Written request: Collect every line in the records below that contains the word "saat".

** BEGIN Data to process **

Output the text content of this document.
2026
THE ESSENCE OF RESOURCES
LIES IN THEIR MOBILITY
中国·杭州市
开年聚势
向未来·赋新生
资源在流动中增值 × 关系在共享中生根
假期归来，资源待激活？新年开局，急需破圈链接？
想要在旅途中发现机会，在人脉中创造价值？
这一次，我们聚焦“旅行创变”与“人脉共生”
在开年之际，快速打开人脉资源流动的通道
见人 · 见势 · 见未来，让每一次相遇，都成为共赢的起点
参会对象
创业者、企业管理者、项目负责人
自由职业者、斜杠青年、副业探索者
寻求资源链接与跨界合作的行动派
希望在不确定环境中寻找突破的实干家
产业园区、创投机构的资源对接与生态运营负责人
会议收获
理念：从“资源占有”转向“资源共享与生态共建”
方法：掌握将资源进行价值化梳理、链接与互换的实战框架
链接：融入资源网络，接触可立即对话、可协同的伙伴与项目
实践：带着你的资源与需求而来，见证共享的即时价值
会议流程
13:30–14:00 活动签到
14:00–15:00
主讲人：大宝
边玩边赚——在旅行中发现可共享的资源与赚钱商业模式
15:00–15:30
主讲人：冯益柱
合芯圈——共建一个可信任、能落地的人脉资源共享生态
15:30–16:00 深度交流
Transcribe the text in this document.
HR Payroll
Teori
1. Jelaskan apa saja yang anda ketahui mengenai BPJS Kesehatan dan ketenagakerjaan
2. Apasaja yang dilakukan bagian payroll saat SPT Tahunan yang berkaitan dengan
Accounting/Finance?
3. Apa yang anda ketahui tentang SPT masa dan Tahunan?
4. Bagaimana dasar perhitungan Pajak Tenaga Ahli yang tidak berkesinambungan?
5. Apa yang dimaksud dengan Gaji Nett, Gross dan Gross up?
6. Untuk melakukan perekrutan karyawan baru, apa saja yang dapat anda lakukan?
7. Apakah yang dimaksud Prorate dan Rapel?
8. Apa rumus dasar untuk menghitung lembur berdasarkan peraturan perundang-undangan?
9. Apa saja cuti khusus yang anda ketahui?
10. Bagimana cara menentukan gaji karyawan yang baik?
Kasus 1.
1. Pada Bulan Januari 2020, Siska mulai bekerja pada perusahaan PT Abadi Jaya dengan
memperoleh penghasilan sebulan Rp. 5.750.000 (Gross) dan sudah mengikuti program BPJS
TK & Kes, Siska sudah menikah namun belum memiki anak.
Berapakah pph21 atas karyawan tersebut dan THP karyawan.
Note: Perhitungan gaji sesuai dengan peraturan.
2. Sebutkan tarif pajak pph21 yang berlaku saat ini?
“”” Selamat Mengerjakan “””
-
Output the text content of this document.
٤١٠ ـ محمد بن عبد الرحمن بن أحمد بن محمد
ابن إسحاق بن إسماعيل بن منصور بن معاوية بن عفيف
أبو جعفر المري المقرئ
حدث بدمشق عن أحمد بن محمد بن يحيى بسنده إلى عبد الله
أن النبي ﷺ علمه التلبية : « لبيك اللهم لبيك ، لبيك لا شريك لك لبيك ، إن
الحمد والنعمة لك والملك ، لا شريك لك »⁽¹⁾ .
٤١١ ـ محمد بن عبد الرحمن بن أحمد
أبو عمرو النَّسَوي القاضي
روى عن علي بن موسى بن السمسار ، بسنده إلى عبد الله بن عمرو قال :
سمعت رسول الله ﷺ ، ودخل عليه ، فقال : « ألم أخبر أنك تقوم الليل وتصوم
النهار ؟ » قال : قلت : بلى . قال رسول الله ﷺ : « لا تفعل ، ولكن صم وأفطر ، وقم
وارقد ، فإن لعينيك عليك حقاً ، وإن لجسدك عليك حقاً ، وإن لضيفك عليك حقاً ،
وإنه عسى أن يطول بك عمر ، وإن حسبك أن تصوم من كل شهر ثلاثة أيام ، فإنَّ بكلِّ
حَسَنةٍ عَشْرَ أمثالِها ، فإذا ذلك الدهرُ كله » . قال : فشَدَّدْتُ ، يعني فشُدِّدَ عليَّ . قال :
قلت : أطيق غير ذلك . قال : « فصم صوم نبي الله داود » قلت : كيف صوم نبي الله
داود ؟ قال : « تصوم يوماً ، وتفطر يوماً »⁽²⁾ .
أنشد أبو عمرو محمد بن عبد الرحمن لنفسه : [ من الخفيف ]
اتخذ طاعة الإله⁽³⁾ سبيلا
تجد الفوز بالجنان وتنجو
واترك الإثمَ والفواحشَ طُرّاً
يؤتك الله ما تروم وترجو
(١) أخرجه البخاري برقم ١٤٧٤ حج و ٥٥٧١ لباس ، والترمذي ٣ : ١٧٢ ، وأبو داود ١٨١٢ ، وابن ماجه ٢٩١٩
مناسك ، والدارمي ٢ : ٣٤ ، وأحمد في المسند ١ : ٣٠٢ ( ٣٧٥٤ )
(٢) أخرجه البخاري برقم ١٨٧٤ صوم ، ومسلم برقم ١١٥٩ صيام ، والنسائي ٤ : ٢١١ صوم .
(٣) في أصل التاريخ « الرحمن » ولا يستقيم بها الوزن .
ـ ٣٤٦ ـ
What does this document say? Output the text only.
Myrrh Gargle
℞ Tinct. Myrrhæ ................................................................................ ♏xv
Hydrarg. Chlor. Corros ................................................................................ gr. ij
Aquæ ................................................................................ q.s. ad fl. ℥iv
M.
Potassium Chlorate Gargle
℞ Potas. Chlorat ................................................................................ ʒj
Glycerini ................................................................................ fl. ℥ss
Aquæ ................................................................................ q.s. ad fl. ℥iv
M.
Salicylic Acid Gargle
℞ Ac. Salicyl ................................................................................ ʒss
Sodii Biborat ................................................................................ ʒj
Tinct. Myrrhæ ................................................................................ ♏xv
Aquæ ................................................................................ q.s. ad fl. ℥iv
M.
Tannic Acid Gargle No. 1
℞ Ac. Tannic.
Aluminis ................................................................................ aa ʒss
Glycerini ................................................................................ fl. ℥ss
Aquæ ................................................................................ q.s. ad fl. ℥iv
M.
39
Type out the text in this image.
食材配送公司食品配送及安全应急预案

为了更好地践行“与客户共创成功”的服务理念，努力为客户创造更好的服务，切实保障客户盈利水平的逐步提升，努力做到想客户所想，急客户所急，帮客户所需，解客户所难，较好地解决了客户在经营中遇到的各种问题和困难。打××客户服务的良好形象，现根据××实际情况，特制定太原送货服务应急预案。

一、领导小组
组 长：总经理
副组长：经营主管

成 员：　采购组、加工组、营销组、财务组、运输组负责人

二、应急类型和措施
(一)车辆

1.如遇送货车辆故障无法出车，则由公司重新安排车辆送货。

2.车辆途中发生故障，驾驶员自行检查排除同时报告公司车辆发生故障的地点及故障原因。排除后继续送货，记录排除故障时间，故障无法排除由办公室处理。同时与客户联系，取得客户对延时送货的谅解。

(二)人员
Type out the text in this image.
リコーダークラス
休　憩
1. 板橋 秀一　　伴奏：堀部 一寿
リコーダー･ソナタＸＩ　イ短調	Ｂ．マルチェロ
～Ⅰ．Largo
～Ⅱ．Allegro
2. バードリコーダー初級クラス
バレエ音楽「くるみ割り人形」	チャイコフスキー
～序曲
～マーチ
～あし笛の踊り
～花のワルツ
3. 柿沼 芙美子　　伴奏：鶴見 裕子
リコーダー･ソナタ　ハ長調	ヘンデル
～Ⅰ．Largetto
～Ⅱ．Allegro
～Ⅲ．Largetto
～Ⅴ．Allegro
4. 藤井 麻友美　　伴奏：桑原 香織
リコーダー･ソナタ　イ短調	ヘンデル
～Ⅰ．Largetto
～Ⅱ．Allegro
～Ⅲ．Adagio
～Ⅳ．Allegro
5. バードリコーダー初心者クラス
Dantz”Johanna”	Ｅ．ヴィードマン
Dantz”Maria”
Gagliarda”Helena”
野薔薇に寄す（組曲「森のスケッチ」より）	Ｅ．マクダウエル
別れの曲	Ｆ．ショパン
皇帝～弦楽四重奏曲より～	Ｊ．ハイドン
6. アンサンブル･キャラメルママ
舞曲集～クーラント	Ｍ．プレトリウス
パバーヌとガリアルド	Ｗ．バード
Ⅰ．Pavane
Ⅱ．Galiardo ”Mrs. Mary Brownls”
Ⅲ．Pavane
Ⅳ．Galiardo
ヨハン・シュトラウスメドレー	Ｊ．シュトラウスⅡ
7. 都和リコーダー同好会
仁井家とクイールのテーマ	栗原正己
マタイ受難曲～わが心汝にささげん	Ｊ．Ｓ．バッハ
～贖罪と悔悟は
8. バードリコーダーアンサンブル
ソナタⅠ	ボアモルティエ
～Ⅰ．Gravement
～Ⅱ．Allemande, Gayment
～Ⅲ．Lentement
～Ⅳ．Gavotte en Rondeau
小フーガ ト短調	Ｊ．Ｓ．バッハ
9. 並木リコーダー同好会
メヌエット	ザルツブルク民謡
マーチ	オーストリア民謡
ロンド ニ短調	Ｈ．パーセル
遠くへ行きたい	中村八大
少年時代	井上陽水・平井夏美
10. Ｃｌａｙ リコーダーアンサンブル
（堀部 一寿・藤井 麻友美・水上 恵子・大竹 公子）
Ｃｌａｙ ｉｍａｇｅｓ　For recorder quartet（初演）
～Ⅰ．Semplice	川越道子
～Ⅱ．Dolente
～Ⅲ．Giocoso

** END Data to process **

Final result:
2. Apasaja yang dilakukan bagian payroll saat SPT Tahunan yang berkaitan dengan
2. Sebutkan tarif pajak pph21 yang berlaku saat ini?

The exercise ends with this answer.